Data entries
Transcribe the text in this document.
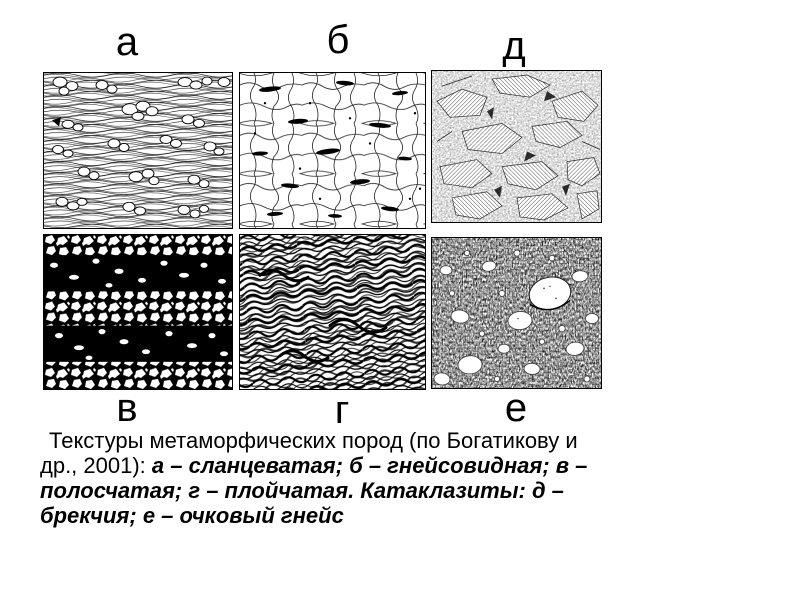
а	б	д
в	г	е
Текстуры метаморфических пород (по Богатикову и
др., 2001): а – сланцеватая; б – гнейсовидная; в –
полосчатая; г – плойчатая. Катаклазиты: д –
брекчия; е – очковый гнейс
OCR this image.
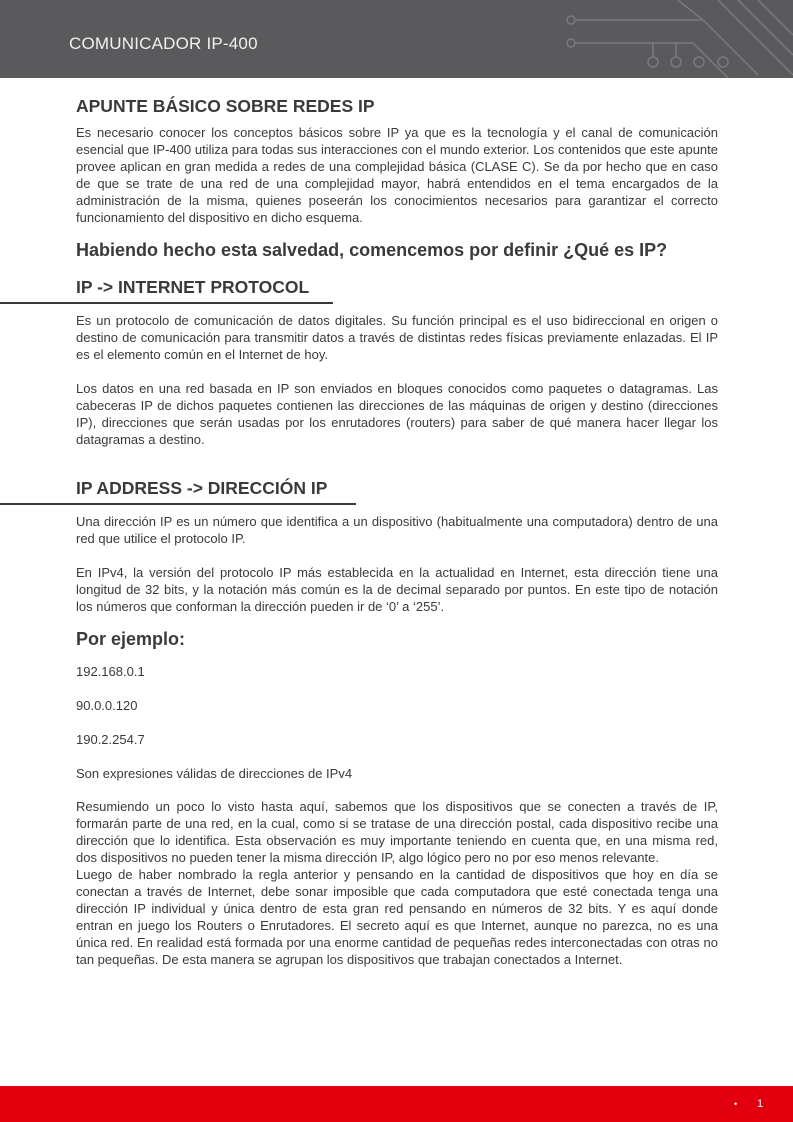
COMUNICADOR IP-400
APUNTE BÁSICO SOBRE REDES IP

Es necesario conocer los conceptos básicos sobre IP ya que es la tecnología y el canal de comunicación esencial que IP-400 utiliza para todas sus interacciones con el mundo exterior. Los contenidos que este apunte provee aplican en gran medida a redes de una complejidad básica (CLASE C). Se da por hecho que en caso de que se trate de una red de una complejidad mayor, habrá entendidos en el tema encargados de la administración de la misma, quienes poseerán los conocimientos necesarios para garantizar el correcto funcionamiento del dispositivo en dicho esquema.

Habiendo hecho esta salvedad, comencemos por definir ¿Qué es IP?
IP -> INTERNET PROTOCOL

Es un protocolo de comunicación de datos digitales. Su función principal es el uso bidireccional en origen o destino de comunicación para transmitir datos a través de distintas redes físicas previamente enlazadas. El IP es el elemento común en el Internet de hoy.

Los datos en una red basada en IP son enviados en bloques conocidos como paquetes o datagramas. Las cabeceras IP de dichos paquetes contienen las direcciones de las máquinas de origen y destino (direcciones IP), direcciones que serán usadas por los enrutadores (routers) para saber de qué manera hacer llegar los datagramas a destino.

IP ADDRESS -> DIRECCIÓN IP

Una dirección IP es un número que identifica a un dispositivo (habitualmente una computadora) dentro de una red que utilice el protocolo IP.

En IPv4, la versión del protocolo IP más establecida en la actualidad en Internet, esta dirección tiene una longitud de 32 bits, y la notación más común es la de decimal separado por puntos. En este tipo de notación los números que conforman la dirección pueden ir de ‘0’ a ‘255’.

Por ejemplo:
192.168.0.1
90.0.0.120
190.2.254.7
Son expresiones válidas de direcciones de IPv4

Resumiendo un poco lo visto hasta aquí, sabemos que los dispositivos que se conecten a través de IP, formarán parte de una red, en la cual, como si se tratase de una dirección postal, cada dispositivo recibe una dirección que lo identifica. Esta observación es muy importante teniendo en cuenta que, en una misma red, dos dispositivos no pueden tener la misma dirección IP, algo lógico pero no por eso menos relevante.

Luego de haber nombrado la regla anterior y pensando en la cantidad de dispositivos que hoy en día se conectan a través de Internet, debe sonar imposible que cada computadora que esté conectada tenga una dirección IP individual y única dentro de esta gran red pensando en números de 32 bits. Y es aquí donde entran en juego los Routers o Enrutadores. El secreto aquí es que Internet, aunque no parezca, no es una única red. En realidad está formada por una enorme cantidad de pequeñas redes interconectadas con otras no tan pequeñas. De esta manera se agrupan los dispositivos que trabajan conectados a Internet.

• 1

* Requirements
Search the data above for the string "datos" and copy each line that has it.

* Answer for this exercise
Es un protocolo de comunicación de datos digitales. Su función principal es el uso bidireccional en origen o destino de comunicación para transmitir datos a través de distintas redes físicas previamente enlazadas. El IP es el elemento común en el Internet de hoy.
Los datos en una red basada en IP son enviados en bloques conocidos como paquetes o datagramas. Las cabeceras IP de dichos paquetes contienen las direcciones de las máquinas de origen y destino (direcciones IP), direcciones que serán usadas por los enrutadores (routers) para saber de qué manera hacer llegar los datagramas a destino.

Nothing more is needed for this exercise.